(begin)

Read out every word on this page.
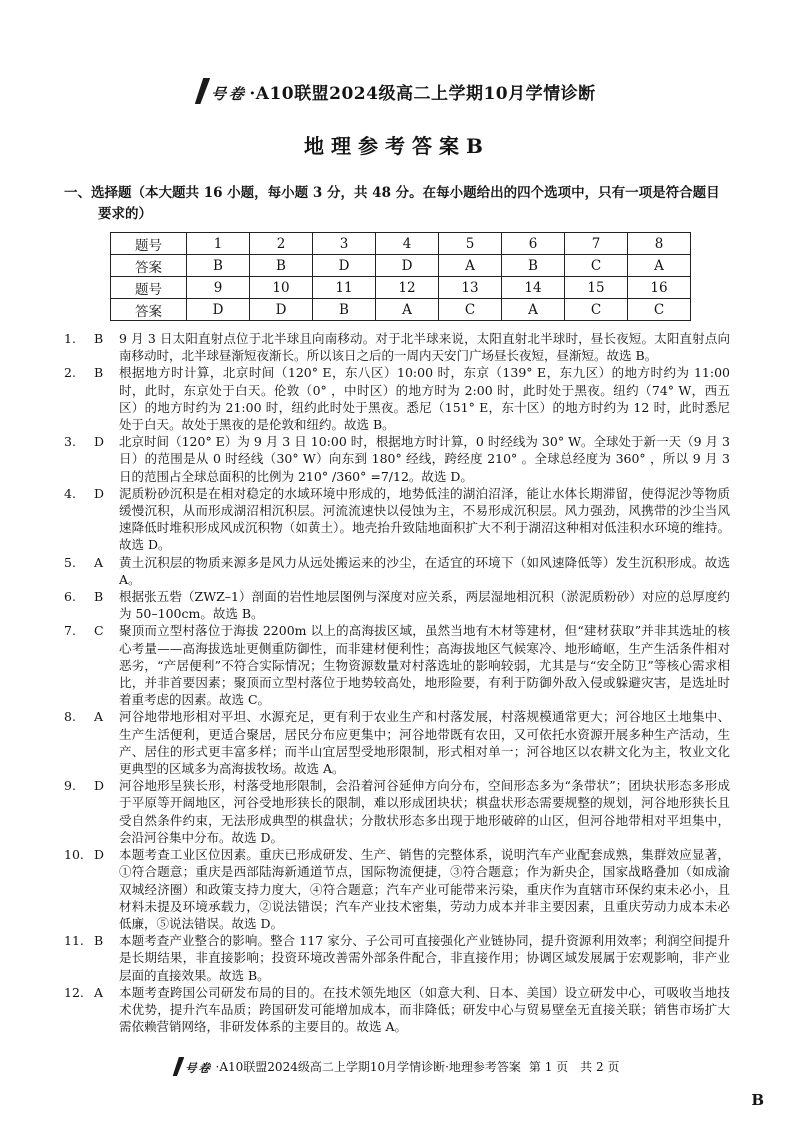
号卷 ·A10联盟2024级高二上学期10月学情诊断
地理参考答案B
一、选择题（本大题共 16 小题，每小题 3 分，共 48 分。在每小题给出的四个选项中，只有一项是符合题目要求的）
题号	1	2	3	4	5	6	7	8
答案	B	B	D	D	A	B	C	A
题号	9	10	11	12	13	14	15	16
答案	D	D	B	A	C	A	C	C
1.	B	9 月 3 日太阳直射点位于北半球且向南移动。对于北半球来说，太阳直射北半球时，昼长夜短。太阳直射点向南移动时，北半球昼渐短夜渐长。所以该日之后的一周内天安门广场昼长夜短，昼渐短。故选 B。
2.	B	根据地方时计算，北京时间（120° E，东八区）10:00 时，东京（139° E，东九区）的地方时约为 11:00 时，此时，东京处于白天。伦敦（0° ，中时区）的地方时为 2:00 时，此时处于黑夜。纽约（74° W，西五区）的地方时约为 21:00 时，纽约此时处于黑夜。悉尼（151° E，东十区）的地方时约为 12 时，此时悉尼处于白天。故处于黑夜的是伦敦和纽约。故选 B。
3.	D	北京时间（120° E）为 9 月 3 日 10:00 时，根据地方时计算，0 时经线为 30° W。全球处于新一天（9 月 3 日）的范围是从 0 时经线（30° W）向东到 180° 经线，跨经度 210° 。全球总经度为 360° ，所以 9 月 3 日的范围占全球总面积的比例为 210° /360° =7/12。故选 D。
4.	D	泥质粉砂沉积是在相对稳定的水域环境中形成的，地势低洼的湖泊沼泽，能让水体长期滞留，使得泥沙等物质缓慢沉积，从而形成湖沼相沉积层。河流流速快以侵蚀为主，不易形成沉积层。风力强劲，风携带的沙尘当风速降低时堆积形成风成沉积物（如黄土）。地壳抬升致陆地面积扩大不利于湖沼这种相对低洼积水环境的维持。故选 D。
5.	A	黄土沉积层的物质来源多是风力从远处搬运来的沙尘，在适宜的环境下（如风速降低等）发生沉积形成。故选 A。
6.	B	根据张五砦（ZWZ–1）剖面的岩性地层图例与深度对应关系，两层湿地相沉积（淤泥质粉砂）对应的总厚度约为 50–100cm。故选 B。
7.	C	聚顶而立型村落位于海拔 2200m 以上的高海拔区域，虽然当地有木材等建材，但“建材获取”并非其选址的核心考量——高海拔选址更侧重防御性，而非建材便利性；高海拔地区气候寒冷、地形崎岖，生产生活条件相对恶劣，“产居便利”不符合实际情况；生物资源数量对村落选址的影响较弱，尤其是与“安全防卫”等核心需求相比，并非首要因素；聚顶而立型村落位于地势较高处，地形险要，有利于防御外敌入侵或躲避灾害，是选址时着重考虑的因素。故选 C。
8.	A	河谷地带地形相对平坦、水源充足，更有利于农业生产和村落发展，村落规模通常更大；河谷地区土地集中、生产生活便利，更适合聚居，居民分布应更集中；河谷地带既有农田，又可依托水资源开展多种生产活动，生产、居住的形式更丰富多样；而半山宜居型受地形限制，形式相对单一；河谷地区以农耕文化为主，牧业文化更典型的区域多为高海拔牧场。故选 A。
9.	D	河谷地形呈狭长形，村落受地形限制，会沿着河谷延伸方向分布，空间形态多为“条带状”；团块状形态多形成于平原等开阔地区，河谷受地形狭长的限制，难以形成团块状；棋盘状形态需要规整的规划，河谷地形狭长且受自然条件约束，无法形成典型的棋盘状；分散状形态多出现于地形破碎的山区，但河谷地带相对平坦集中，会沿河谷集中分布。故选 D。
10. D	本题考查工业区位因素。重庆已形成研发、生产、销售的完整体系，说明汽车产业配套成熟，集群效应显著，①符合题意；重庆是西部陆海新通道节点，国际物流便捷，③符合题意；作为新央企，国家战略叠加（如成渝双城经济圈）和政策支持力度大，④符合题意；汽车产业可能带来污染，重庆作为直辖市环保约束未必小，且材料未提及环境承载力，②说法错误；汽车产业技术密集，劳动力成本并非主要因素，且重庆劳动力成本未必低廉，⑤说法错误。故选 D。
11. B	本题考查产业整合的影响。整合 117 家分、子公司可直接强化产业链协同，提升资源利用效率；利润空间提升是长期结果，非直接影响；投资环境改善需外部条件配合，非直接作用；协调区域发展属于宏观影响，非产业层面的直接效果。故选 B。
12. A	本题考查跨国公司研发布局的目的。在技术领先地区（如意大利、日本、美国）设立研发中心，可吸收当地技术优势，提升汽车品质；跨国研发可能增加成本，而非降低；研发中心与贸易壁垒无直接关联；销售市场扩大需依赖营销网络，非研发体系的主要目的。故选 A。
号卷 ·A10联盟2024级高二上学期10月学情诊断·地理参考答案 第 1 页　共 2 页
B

(end)
(begin)

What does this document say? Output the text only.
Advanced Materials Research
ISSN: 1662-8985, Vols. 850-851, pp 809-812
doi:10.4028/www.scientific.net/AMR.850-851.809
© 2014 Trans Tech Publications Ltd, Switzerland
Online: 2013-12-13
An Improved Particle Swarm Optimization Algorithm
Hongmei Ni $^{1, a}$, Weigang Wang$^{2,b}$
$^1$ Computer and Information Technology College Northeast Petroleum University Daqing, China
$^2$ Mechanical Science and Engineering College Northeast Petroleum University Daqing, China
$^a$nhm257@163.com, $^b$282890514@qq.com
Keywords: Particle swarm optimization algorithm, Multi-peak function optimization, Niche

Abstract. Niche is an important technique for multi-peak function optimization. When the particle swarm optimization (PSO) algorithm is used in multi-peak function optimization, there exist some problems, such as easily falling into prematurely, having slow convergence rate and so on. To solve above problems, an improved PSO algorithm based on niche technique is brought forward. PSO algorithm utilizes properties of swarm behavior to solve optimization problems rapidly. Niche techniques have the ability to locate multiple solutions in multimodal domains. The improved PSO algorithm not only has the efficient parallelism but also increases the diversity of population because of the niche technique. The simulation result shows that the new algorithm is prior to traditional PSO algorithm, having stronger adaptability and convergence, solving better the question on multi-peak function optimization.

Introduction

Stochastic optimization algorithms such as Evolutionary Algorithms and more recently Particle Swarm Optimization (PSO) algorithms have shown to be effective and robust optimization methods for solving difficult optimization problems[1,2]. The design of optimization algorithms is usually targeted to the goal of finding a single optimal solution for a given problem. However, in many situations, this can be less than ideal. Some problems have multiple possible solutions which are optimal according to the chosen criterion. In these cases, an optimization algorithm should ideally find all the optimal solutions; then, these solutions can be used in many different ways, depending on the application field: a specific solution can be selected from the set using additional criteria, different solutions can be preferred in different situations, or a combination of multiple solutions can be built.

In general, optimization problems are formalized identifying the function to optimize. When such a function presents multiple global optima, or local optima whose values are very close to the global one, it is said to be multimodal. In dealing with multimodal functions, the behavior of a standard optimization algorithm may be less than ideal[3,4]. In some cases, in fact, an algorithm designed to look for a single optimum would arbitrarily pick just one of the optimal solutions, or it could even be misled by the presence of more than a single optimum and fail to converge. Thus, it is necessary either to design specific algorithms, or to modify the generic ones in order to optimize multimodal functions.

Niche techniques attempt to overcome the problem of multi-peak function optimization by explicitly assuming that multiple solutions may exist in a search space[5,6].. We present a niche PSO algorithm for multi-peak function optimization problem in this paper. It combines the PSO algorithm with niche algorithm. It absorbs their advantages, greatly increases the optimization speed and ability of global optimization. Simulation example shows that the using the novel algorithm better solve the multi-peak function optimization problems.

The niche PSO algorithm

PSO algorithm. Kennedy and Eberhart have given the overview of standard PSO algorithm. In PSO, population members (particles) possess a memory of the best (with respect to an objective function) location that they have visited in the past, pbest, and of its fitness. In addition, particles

(end)
(begin)

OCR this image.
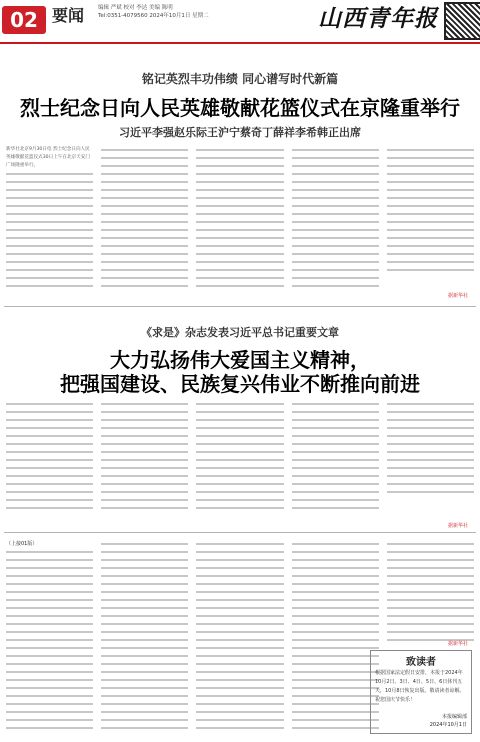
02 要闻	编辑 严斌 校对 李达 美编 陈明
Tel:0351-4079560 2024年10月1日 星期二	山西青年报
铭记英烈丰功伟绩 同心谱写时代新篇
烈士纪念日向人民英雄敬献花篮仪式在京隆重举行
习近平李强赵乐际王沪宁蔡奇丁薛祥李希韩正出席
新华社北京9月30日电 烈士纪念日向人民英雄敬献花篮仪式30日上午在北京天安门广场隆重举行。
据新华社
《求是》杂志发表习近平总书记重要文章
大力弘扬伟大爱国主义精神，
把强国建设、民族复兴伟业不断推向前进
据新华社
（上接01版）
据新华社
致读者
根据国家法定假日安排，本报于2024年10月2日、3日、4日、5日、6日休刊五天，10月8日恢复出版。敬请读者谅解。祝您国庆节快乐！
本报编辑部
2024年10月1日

(end)

**Stated problem:**
Gather up, from the records above, each line where the word "used" appears.

**Task result:**
Abstract. Niche is an important technique for multi-peak function optimization. When the particle swarm optimization (PSO) algorithm is used in multi-peak function optimization, there exist some problems, such as easily falling into prematurely, having slow convergence rate and so on. To solve above problems, an improved PSO algorithm based on niche technique is brought forward. PSO algorithm utilizes properties of swarm behavior to solve optimization problems rapidly. Niche techniques have the ability to locate multiple solutions in multimodal domains. The improved PSO algorithm not only has the efficient parallelism but also increases the diversity of population because of the niche technique. The simulation result shows that the new algorithm is prior to traditional PSO algorithm, having stronger adaptability and convergence, solving better the question on multi-peak function optimization.
Stochastic optimization algorithms such as Evolutionary Algorithms and more recently Particle Swarm Optimization (PSO) algorithms have shown to be effective and robust optimization methods for solving difficult optimization problems[1,2]. The design of optimization algorithms is usually targeted to the goal of finding a single optimal solution for a given problem. However, in many situations, this can be less than ideal. Some problems have multiple possible solutions which are optimal according to the chosen criterion. In these cases, an optimization algorithm should ideally find all the optimal solutions; then, these solutions can be used in many different ways, depending on the application field: a specific solution can be selected from the set using additional criteria, different solutions can be preferred in different situations, or a combination of multiple solutions can be built.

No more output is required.